RECORDS FOR THE EXERCISE
· · · · · · ·
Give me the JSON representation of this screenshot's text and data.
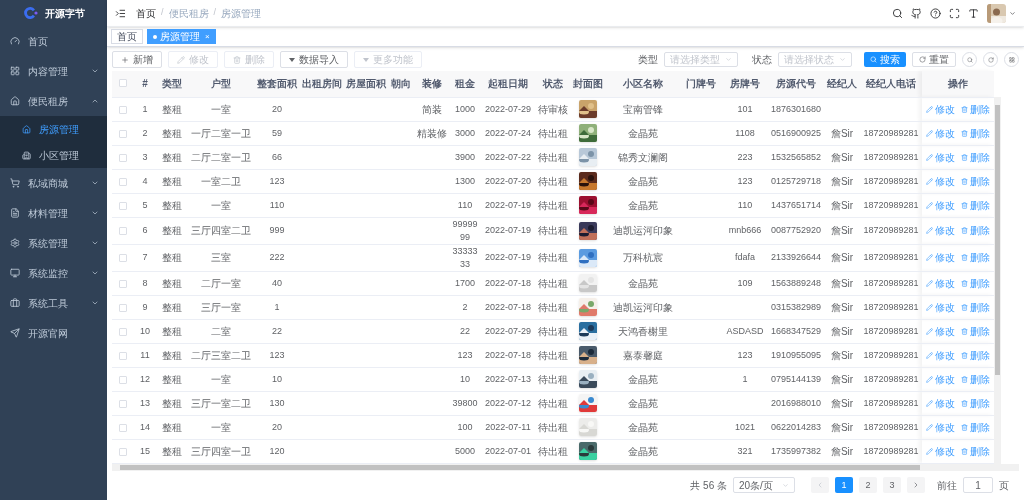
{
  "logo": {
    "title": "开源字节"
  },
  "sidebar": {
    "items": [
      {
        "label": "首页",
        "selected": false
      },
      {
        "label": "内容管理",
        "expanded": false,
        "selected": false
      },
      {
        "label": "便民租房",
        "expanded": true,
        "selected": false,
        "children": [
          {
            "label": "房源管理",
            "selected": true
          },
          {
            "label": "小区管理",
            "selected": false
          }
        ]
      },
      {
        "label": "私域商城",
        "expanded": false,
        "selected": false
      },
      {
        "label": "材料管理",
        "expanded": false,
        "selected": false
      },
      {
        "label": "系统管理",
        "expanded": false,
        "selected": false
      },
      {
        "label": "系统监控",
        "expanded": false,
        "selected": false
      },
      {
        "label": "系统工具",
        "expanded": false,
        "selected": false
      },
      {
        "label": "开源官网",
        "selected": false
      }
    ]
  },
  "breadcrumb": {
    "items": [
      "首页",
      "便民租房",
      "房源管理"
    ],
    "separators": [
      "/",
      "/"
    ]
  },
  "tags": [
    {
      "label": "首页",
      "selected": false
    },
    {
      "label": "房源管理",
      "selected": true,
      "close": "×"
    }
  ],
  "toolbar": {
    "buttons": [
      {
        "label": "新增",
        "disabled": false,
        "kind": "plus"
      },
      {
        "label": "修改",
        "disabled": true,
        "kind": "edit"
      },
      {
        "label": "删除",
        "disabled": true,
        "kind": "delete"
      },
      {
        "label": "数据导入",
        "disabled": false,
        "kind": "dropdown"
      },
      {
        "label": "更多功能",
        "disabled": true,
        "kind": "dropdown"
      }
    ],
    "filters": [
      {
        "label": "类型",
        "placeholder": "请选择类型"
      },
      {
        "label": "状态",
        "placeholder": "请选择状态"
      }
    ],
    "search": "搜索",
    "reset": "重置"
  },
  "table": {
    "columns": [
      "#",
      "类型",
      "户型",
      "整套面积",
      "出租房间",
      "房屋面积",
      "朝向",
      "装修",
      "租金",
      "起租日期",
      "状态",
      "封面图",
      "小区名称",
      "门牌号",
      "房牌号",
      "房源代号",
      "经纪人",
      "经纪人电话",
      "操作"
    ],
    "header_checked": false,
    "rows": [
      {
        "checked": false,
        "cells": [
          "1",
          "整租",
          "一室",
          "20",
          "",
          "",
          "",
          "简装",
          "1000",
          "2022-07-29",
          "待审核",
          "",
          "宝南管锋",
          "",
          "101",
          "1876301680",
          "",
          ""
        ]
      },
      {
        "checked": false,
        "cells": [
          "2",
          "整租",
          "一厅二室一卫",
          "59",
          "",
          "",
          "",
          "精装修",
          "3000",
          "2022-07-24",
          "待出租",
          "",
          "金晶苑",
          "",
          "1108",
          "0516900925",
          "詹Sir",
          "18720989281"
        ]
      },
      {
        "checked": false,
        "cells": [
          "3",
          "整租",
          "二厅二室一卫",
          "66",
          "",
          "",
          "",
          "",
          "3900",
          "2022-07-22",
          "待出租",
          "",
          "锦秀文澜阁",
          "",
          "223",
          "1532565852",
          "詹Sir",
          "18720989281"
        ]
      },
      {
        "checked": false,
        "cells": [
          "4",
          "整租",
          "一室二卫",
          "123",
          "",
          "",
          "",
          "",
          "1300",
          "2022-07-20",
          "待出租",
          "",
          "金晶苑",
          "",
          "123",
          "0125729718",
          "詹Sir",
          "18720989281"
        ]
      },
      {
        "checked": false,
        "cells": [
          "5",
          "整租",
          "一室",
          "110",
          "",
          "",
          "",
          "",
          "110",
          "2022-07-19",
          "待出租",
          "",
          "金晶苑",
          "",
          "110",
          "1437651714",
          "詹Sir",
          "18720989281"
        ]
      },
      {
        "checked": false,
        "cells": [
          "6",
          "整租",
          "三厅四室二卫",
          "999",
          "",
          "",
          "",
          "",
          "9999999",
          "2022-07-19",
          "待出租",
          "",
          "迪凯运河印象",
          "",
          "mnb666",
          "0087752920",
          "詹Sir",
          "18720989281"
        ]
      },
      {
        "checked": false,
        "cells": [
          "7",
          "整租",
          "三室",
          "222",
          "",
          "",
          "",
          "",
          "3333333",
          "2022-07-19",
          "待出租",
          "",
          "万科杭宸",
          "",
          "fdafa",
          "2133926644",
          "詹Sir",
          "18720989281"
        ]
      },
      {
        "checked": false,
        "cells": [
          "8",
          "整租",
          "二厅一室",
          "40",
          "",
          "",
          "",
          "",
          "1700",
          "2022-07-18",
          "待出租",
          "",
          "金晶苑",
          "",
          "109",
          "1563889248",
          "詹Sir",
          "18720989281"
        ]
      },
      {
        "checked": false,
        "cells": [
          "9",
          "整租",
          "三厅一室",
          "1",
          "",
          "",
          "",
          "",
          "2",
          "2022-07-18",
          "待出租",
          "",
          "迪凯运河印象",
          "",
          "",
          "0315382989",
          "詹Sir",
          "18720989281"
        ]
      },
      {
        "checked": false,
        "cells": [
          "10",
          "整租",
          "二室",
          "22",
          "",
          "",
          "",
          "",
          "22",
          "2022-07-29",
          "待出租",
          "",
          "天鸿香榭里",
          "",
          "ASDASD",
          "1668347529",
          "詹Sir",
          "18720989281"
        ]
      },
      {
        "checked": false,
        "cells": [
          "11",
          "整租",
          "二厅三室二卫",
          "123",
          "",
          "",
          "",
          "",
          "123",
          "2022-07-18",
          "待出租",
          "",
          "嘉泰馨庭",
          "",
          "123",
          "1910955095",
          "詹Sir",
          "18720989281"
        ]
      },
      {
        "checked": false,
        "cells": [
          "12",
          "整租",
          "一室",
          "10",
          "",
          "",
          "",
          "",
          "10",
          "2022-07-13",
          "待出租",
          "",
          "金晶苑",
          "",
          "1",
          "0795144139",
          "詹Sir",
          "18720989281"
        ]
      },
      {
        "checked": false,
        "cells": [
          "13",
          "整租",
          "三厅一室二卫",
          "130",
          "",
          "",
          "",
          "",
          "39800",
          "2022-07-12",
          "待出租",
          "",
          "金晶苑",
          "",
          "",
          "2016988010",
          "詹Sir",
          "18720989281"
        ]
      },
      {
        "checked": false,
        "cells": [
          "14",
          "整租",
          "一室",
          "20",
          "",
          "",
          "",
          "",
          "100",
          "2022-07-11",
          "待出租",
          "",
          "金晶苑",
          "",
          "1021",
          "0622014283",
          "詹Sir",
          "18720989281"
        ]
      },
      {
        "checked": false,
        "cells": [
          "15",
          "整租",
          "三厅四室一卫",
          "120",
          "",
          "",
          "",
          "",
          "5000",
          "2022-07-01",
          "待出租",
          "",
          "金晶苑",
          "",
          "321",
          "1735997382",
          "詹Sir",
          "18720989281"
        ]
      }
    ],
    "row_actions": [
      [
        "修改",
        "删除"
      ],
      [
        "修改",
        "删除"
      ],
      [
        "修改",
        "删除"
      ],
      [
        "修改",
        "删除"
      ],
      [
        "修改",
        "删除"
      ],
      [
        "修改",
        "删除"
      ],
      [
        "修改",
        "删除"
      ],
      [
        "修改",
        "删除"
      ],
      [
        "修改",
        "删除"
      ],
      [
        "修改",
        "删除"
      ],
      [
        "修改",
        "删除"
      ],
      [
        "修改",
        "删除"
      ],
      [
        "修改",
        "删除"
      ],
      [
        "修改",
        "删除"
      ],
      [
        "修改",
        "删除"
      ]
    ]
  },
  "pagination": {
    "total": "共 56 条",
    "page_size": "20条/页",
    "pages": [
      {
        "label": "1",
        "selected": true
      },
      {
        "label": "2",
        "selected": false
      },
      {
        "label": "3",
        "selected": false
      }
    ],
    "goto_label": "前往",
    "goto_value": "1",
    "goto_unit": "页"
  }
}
· · · · · · ·
EXERCISE REQUIREMENTS
Scan the lines for the string "placeholder". Pick out every line that has it.

RESPONSE FOR THIS EXERCISE
        "placeholder": "请选择类型"
        "placeholder": "请选择状态"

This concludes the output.